**WHAT IS NEEDED:**
The records below need retyping in full; give them again exactly.

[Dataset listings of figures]
** BEGIN **
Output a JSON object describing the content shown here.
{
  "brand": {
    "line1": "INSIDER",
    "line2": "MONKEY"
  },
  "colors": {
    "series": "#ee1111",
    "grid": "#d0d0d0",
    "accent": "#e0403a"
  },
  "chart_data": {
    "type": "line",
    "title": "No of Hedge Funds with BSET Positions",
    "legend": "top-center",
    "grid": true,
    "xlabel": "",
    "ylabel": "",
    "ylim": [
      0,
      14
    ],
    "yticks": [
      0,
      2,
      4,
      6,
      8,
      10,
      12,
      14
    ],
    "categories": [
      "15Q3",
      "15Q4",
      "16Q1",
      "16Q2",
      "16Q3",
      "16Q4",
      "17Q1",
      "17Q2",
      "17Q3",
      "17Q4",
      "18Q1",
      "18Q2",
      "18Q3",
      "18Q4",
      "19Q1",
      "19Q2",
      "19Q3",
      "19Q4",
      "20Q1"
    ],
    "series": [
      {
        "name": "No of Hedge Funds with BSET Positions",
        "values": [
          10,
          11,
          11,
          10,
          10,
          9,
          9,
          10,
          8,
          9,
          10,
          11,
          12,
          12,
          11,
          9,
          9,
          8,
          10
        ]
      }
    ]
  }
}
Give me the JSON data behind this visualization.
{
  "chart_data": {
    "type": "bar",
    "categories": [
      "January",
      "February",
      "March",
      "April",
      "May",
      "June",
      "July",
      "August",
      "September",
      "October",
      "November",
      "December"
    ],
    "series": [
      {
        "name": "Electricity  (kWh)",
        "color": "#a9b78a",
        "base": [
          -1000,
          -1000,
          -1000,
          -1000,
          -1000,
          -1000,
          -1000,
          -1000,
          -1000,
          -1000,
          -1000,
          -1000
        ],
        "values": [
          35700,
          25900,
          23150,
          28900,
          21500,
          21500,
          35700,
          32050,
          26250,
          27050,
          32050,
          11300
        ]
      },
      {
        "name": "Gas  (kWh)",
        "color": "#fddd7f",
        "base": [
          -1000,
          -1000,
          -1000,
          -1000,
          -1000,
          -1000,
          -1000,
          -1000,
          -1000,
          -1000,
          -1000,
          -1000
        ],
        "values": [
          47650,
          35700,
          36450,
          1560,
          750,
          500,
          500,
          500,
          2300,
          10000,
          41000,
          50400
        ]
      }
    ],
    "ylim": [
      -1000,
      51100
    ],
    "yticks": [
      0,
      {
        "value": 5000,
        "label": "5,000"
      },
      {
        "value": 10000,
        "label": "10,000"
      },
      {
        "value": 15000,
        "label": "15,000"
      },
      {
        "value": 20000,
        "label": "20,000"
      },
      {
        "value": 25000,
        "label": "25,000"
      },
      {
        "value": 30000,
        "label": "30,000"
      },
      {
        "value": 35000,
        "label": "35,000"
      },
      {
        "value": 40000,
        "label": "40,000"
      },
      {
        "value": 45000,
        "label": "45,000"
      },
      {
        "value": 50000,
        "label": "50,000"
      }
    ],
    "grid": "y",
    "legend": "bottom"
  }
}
** END **
**ANSWER TO THE TASK:**
Output a JSON object describing the content shown here.
{
  "brand": {
    "line1": "INSIDER",
    "line2": "MONKEY"
  },
  "colors": {
    "series": "#ee1111",
    "grid": "#d0d0d0",
    "accent": "#e0403a"
  },
  "chart_data": {
    "type": "line",
    "title": "No of Hedge Funds with BSET Positions",
    "legend": "top-center",
    "grid": true,
    "xlabel": "",
    "ylabel": "",
    "ylim": [
      0,
      14
    ],
    "yticks": [
      0,
      2,
      4,
      6,
      8,
      10,
      12,
      14
    ],
    "categories": [
      "15Q3",
      "15Q4",
      "16Q1",
      "16Q2",
      "16Q3",
      "16Q4",
      "17Q1",
      "17Q2",
      "17Q3",
      "17Q4",
      "18Q1",
      "18Q2",
      "18Q3",
      "18Q4",
      "19Q1",
      "19Q2",
      "19Q3",
      "19Q4",
      "20Q1"
    ],
    "series": [
      {
        "name": "No of Hedge Funds with BSET Positions",
        "values": [
          10,
          11,
          11,
          10,
          10,
          9,
          9,
          10,
          8,
          9,
          10,
          11,
          12,
          12,
          11,
          9,
          9,
          8,
          10
        ]
      }
    ]
  }
}
Give me the JSON data behind this visualization.
{
  "chart_data": {
    "type": "bar",
    "categories": [
      "January",
      "February",
      "March",
      "April",
      "May",
      "June",
      "July",
      "August",
      "September",
      "October",
      "November",
      "December"
    ],
    "series": [
      {
        "name": "Electricity  (kWh)",
        "color": "#a9b78a",
        "base": [
          -1000,
          -1000,
          -1000,
          -1000,
          -1000,
          -1000,
          -1000,
          -1000,
          -1000,
          -1000,
          -1000,
          -1000
        ],
        "values": [
          35700,
          25900,
          23150,
          28900,
          21500,
          21500,
          35700,
          32050,
          26250,
          27050,
          32050,
          11300
        ]
      },
      {
        "name": "Gas  (kWh)",
        "color": "#fddd7f",
        "base": [
          -1000,
          -1000,
          -1000,
          -1000,
          -1000,
          -1000,
          -1000,
          -1000,
          -1000,
          -1000,
          -1000,
          -1000
        ],
        "values": [
          47650,
          35700,
          36450,
          1560,
          750,
          500,
          500,
          500,
          2300,
          10000,
          41000,
          50400
        ]
      }
    ],
    "ylim": [
      -1000,
      51100
    ],
    "yticks": [
      0,
      {
        "value": 5000,
        "label": "5,000"
      },
      {
        "value": 10000,
        "label": "10,000"
      },
      {
        "value": 15000,
        "label": "15,000"
      },
      {
        "value": 20000,
        "label": "20,000"
      },
      {
        "value": 25000,
        "label": "25,000"
      },
      {
        "value": 30000,
        "label": "30,000"
      },
      {
        "value": 35000,
        "label": "35,000"
      },
      {
        "value": 40000,
        "label": "40,000"
      },
      {
        "value": 45000,
        "label": "45,000"
      },
      {
        "value": 50000,
        "label": "50,000"
      }
    ],
    "grid": "y",
    "legend": "bottom"
  }
}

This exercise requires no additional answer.